Extract each line bearing the word "name".

------

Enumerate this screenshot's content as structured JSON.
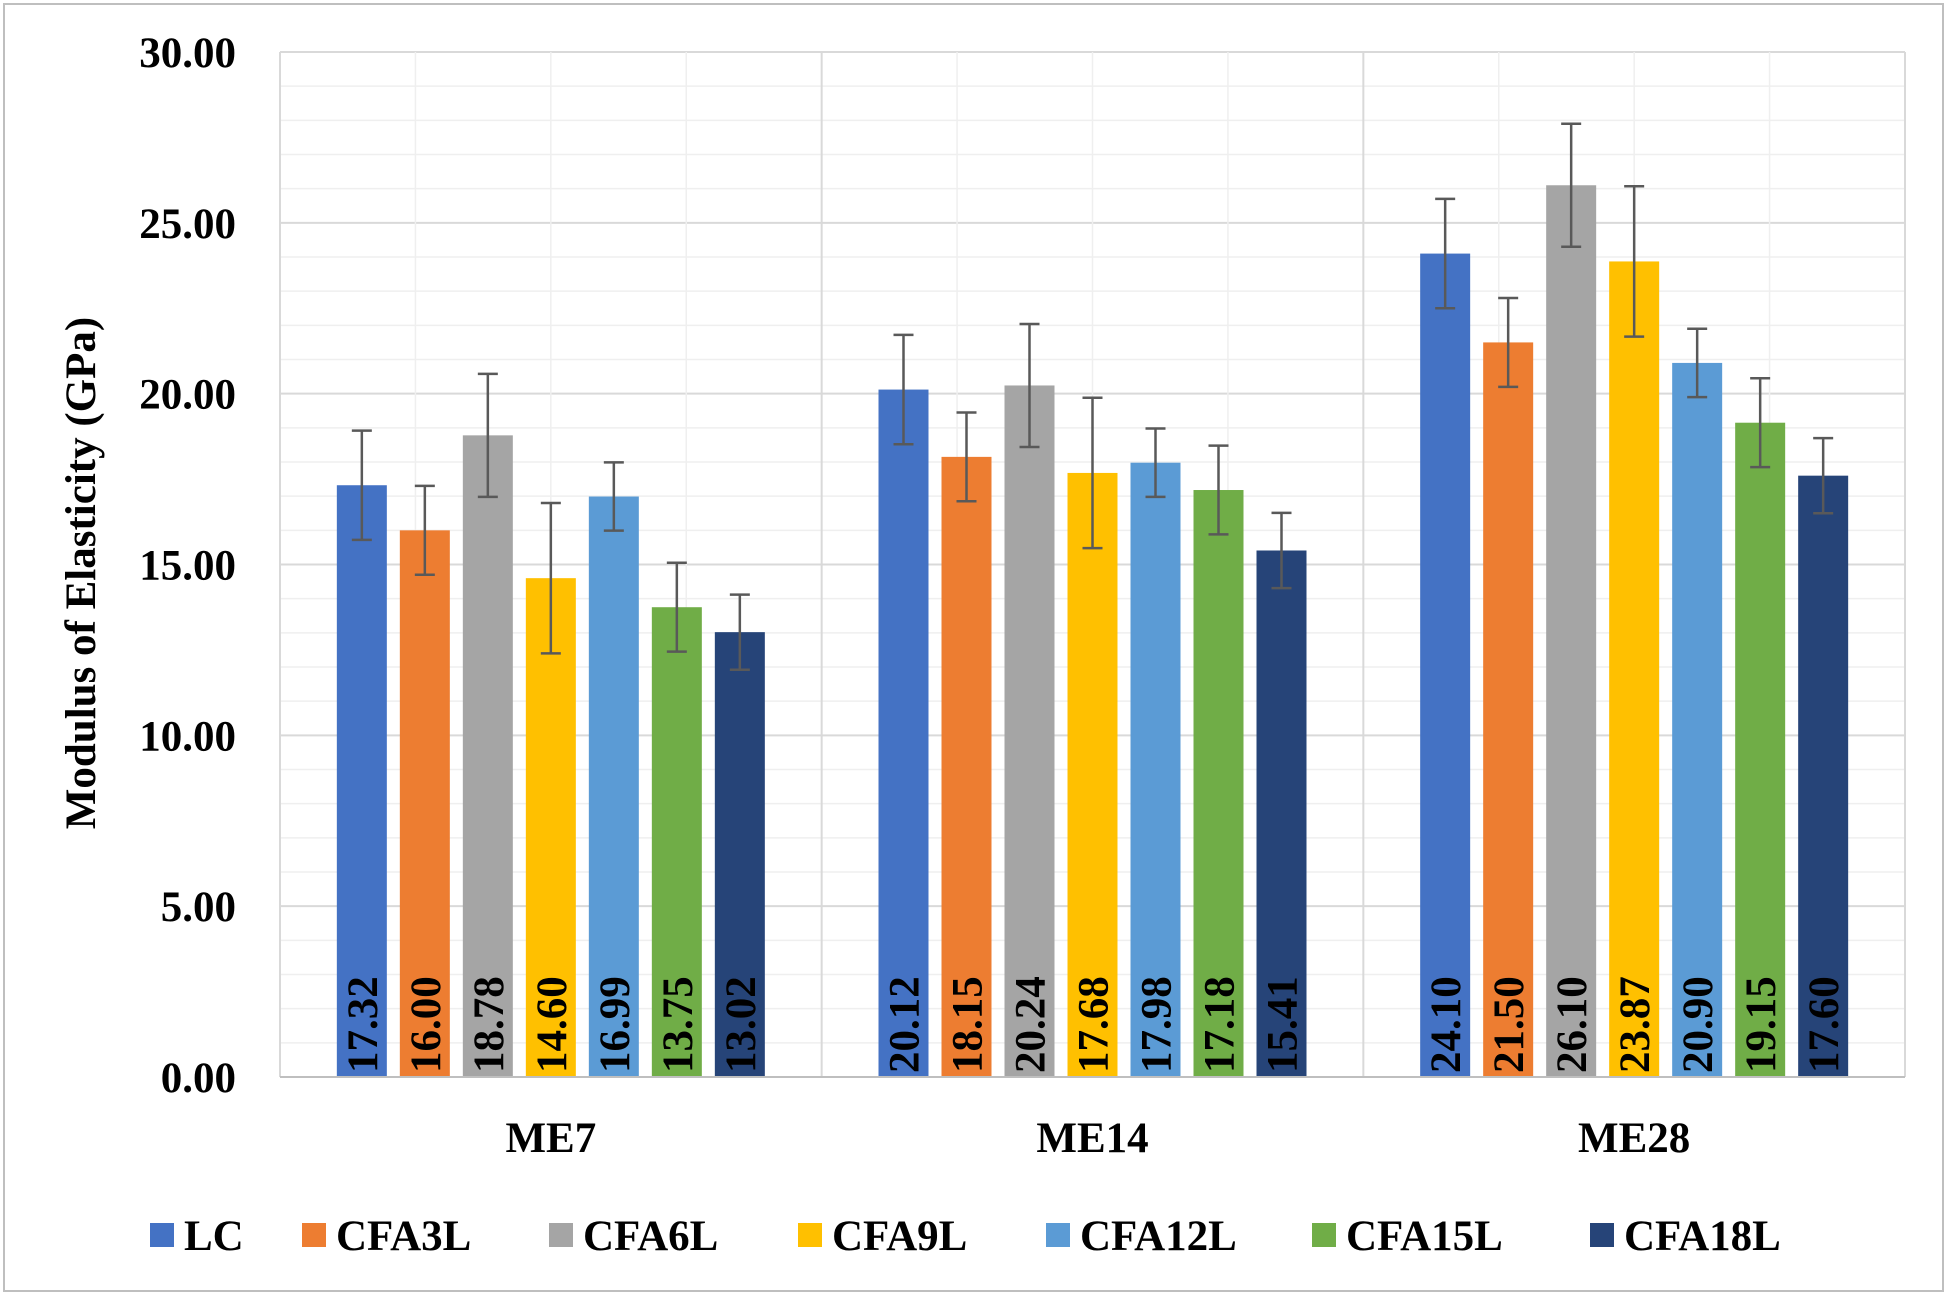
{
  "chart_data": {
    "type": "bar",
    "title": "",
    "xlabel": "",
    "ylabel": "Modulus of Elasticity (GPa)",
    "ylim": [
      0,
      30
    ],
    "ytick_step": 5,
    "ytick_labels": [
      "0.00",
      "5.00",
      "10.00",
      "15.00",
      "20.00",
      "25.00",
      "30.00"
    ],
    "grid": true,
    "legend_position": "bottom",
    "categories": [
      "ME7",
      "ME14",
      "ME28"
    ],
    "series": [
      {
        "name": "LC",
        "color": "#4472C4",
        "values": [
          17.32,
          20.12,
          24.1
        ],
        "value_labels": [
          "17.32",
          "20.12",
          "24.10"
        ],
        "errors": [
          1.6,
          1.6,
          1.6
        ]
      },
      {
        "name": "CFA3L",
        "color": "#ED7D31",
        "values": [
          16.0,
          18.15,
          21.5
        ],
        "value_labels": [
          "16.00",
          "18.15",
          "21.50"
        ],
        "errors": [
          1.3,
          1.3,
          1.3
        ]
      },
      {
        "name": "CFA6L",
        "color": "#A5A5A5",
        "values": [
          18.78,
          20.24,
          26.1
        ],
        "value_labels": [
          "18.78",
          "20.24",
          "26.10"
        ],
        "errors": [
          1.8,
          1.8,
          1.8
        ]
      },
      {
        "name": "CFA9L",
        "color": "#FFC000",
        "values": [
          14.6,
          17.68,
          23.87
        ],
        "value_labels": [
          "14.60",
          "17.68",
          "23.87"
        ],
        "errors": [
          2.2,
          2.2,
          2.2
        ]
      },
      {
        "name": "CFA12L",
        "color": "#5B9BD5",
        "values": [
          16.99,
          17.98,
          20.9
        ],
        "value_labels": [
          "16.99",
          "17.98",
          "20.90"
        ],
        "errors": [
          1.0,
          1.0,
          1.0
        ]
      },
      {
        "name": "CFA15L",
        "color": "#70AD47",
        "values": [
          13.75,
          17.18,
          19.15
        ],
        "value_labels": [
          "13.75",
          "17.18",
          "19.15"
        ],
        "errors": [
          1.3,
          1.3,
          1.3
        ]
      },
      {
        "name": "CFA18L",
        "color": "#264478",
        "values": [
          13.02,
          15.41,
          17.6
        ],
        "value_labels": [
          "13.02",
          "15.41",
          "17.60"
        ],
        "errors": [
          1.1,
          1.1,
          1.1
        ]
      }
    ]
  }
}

------

• [TASK ANSWER]
        "name": "LC",
        "name": "CFA3L",
        "name": "CFA6L",
        "name": "CFA9L",
        "name": "CFA12L",
        "name": "CFA15L",
        "name": "CFA18L",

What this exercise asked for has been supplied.